→ **BRIEF**:
Repeat every record below exactly, but leave out any pictures.
☆ ☆ ☆ ☆ ☆ ☆ ☆
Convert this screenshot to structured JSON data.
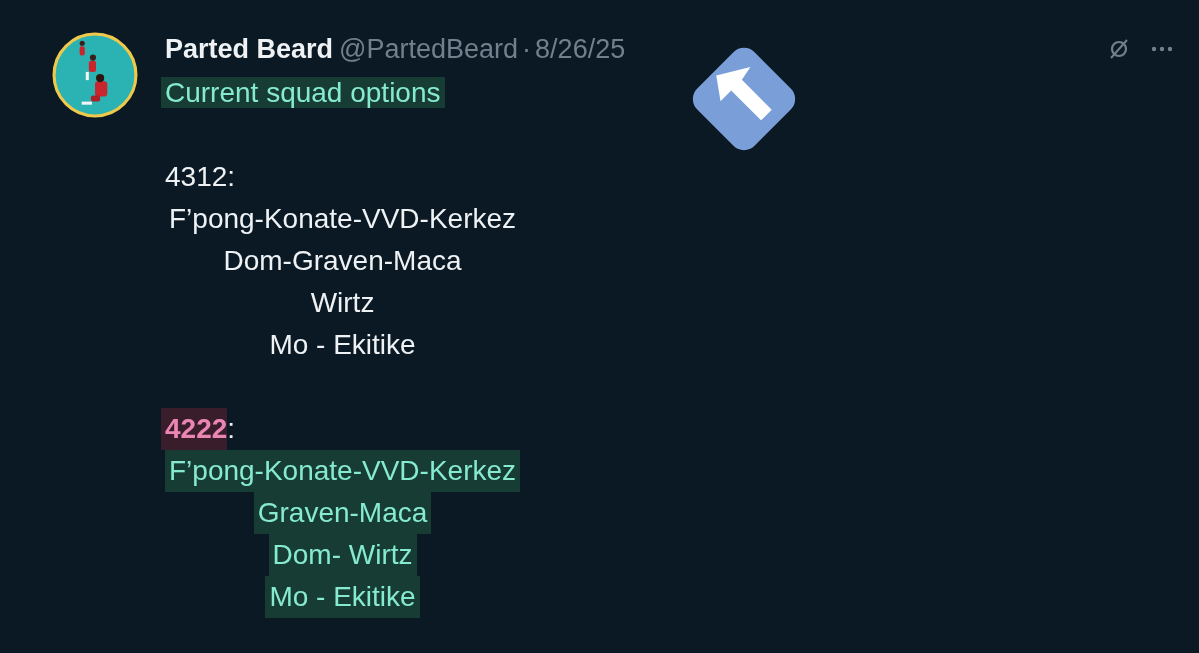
{
  "tweet": {
    "author": "Parted Beard",
    "handle": "@PartedBeard",
    "separator": "·",
    "date": "8/26/25",
    "intro": {
      "text": "Current squad options",
      "highlighted": true,
      "color": "#173c33"
    },
    "blocks": [
      {
        "heading": [
          {
            "text": "4312",
            "highlighted": false
          },
          {
            "text": ":",
            "highlighted": false
          }
        ],
        "lines": [
          {
            "text": "F’pong-Konate-VVD-Kerkez",
            "highlighted": false
          },
          {
            "text": "Dom-Graven-Maca",
            "highlighted": false
          },
          {
            "text": "Wirtz",
            "highlighted": false
          },
          {
            "text": "Mo - Ekitike",
            "highlighted": false
          }
        ]
      },
      {
        "heading": [
          {
            "text": "4222",
            "highlighted": true,
            "color": "#3a1d2a"
          },
          {
            "text": ":",
            "highlighted": false
          }
        ],
        "lines": [
          {
            "text": "F’pong-Konate-VVD-Kerkez",
            "highlighted": true,
            "color": "#173c33"
          },
          {
            "text": "Graven-Maca",
            "highlighted": true,
            "color": "#173c33"
          },
          {
            "text": "Dom- Wirtz",
            "highlighted": true,
            "color": "#173c33"
          },
          {
            "text": "Mo - Ekitike",
            "highlighted": true,
            "color": "#173c33"
          }
        ]
      }
    ]
  }
}
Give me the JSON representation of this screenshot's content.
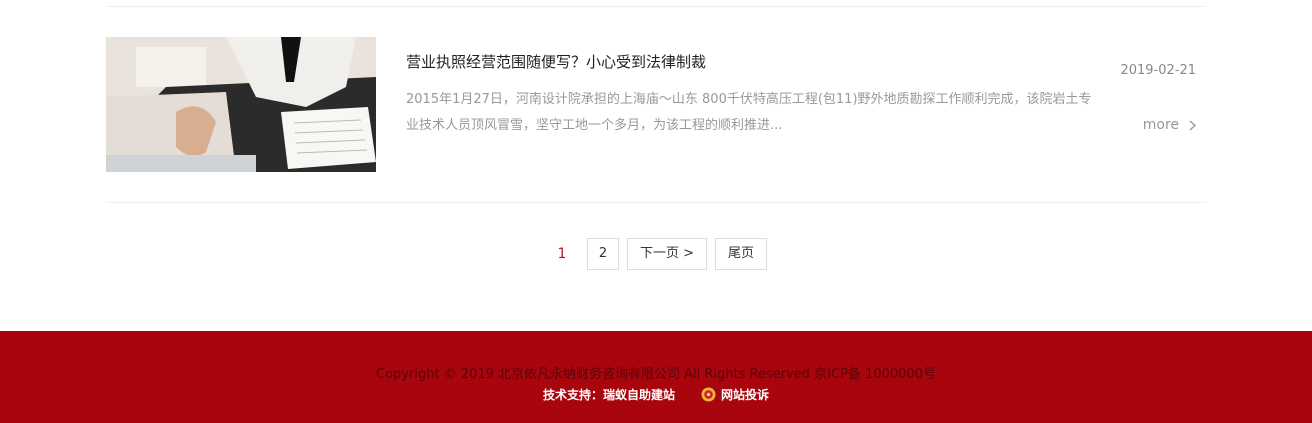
☆ ☆ ☆ ☆ ☆ ☆ ☆
→ **TASK ANSWER**:
Convert this screenshot to structured JSON data.
{
  "tweet": {
    "author": "Parted Beard",
    "handle": "@PartedBeard",
    "separator": "·",
    "date": "8/26/25",
    "intro": {
      "text": "Current squad options",
      "highlighted": true,
      "color": "#173c33"
    },
    "blocks": [
      {
        "heading": [
          {
            "text": "4312",
            "highlighted": false
          },
          {
            "text": ":",
            "highlighted": false
          }
        ],
        "lines": [
          {
            "text": "F’pong-Konate-VVD-Kerkez",
            "highlighted": false
          },
          {
            "text": "Dom-Graven-Maca",
            "highlighted": false
          },
          {
            "text": "Wirtz",
            "highlighted": false
          },
          {
            "text": "Mo - Ekitike",
            "highlighted": false
          }
        ]
      },
      {
        "heading": [
          {
            "text": "4222",
            "highlighted": true,
            "color": "#3a1d2a"
          },
          {
            "text": ":",
            "highlighted": false
          }
        ],
        "lines": [
          {
            "text": "F’pong-Konate-VVD-Kerkez",
            "highlighted": true,
            "color": "#173c33"
          },
          {
            "text": "Graven-Maca",
            "highlighted": true,
            "color": "#173c33"
          },
          {
            "text": "Dom- Wirtz",
            "highlighted": true,
            "color": "#173c33"
          },
          {
            "text": "Mo - Ekitike",
            "highlighted": true,
            "color": "#173c33"
          }
        ]
      }
    ]
  }
}
Give me the JSON representation of this screenshot's content.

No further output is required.